WORK TO DO: All of the listing below must be repeated word for word. Pictures are the only thing to omit.

[Recorded data]
____________

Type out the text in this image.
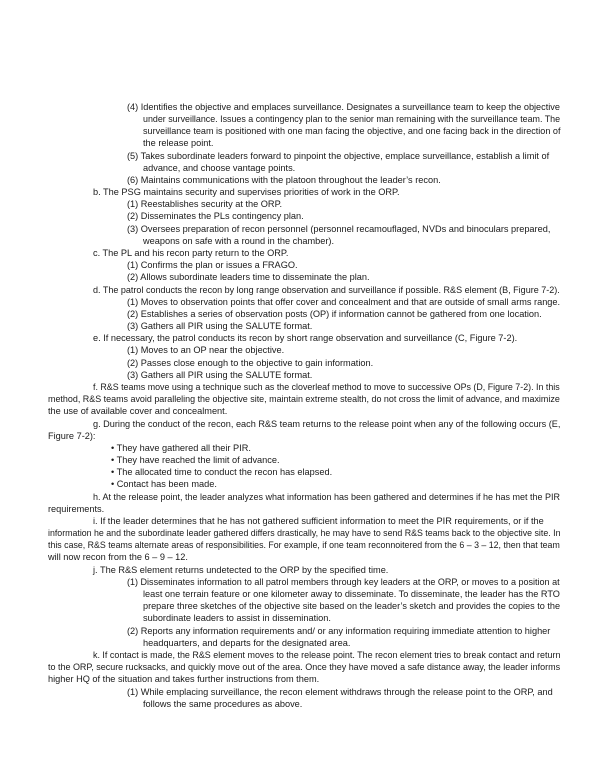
(4) Identifies the objective and emplaces surveillance. Designates a surveillance team to keep the objective
under surveillance. Issues a contingency plan to the senior man remaining with the surveillance team. The
surveillance team is positioned with one man facing the objective, and one facing back in the direction of
the release point.
(5) Takes subordinate leaders forward to pinpoint the objective, emplace surveillance, establish a limit of
advance, and choose vantage points.
(6) Maintains communications with the platoon throughout the leader’s recon.
b. The PSG maintains security and supervises priorities of work in the ORP.
(1) Reestablishes security at the ORP.
(2) Disseminates the PLs contingency plan.
(3) Oversees preparation of recon personnel (personnel recamouflaged, NVDs and binoculars prepared,
weapons on safe with a round in the chamber).
c. The PL and his recon party return to the ORP.
(1) Confirms the plan or issues a FRAGO.
(2) Allows subordinate leaders time to disseminate the plan.
d. The patrol conducts the recon by long range observation and surveillance if possible. R&S element (B, Figure 7-2).
(1) Moves to observation points that offer cover and concealment and that are outside of small arms range.
(2) Establishes a series of observation posts (OP) if information cannot be gathered from one location.
(3) Gathers all PIR using the SALUTE format.
e. If necessary, the patrol conducts its recon by short range observation and surveillance (C, Figure 7-2).
(1) Moves to an OP near the objective.
(2) Passes close enough to the objective to gain information.
(3) Gathers all PIR using the SALUTE format.
f. R&S teams move using a technique such as the cloverleaf method to move to successive OPs (D, Figure 7-2). In this
method, R&S teams avoid paralleling the objective site, maintain extreme stealth, do not cross the limit of advance, and maximize
the use of available cover and concealment.
g. During the conduct of the recon, each R&S team returns to the release point when any of the following occurs (E,
Figure 7-2):
• They have gathered all their PIR.
• They have reached the limit of advance.
• The allocated time to conduct the recon has elapsed.
• Contact has been made.
h. At the release point, the leader analyzes what information has been gathered and determines if he has met the PIR
requirements.
i. If the leader determines that he has not gathered sufficient information to meet the PIR requirements, or if the
information he and the subordinate leader gathered differs drastically, he may have to send R&S teams back to the objective site. In
this case, R&S teams alternate areas of responsibilities. For example, if one team reconnoitered from the 6 – 3 – 12, then that team
will now recon from the 6 – 9 – 12.
j. The R&S element returns undetected to the ORP by the specified time.
(1) Disseminates information to all patrol members through key leaders at the ORP, or moves to a position at
least one terrain feature or one kilometer away to disseminate. To disseminate, the leader has the RTO
prepare three sketches of the objective site based on the leader’s sketch and provides the copies to the
subordinate leaders to assist in dissemination.
(2) Reports any information requirements and/ or any information requiring immediate attention to higher
headquarters, and departs for the designated area.
k. If contact is made, the R&S element moves to the release point. The recon element tries to break contact and return
to the ORP, secure rucksacks, and quickly move out of the area. Once they have moved a safe distance away, the leader informs
higher HQ of the situation and takes further instructions from them.
(1) While emplacing surveillance, the recon element withdraws through the release point to the ORP, and
follows the same procedures as above.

____________

FINISHED TASK:
Type out the text in this image.
(4) Identifies the objective and emplaces surveillance. Designates a surveillance team to keep the objective
under surveillance. Issues a contingency plan to the senior man remaining with the surveillance team. The
surveillance team is positioned with one man facing the objective, and one facing back in the direction of
the release point.
(5) Takes subordinate leaders forward to pinpoint the objective, emplace surveillance, establish a limit of
advance, and choose vantage points.
(6) Maintains communications with the platoon throughout the leader’s recon.
b. The PSG maintains security and supervises priorities of work in the ORP.
(1) Reestablishes security at the ORP.
(2) Disseminates the PLs contingency plan.
(3) Oversees preparation of recon personnel (personnel recamouflaged, NVDs and binoculars prepared,
weapons on safe with a round in the chamber).
c. The PL and his recon party return to the ORP.
(1) Confirms the plan or issues a FRAGO.
(2) Allows subordinate leaders time to disseminate the plan.
d. The patrol conducts the recon by long range observation and surveillance if possible. R&S element (B, Figure 7-2).
(1) Moves to observation points that offer cover and concealment and that are outside of small arms range.
(2) Establishes a series of observation posts (OP) if information cannot be gathered from one location.
(3) Gathers all PIR using the SALUTE format.
e. If necessary, the patrol conducts its recon by short range observation and surveillance (C, Figure 7-2).
(1) Moves to an OP near the objective.
(2) Passes close enough to the objective to gain information.
(3) Gathers all PIR using the SALUTE format.
f. R&S teams move using a technique such as the cloverleaf method to move to successive OPs (D, Figure 7-2). In this
method, R&S teams avoid paralleling the objective site, maintain extreme stealth, do not cross the limit of advance, and maximize
the use of available cover and concealment.
g. During the conduct of the recon, each R&S team returns to the release point when any of the following occurs (E,
Figure 7-2):
• They have gathered all their PIR.
• They have reached the limit of advance.
• The allocated time to conduct the recon has elapsed.
• Contact has been made.
h. At the release point, the leader analyzes what information has been gathered and determines if he has met the PIR
requirements.
i. If the leader determines that he has not gathered sufficient information to meet the PIR requirements, or if the
information he and the subordinate leader gathered differs drastically, he may have to send R&S teams back to the objective site. In
this case, R&S teams alternate areas of responsibilities. For example, if one team reconnoitered from the 6 – 3 – 12, then that team
will now recon from the 6 – 9 – 12.
j. The R&S element returns undetected to the ORP by the specified time.
(1) Disseminates information to all patrol members through key leaders at the ORP, or moves to a position at
least one terrain feature or one kilometer away to disseminate. To disseminate, the leader has the RTO
prepare three sketches of the objective site based on the leader’s sketch and provides the copies to the
subordinate leaders to assist in dissemination.
(2) Reports any information requirements and/ or any information requiring immediate attention to higher
headquarters, and departs for the designated area.
k. If contact is made, the R&S element moves to the release point. The recon element tries to break contact and return
to the ORP, secure rucksacks, and quickly move out of the area. Once they have moved a safe distance away, the leader informs
higher HQ of the situation and takes further instructions from them.
(1) While emplacing surveillance, the recon element withdraws through the release point to the ORP, and
follows the same procedures as above.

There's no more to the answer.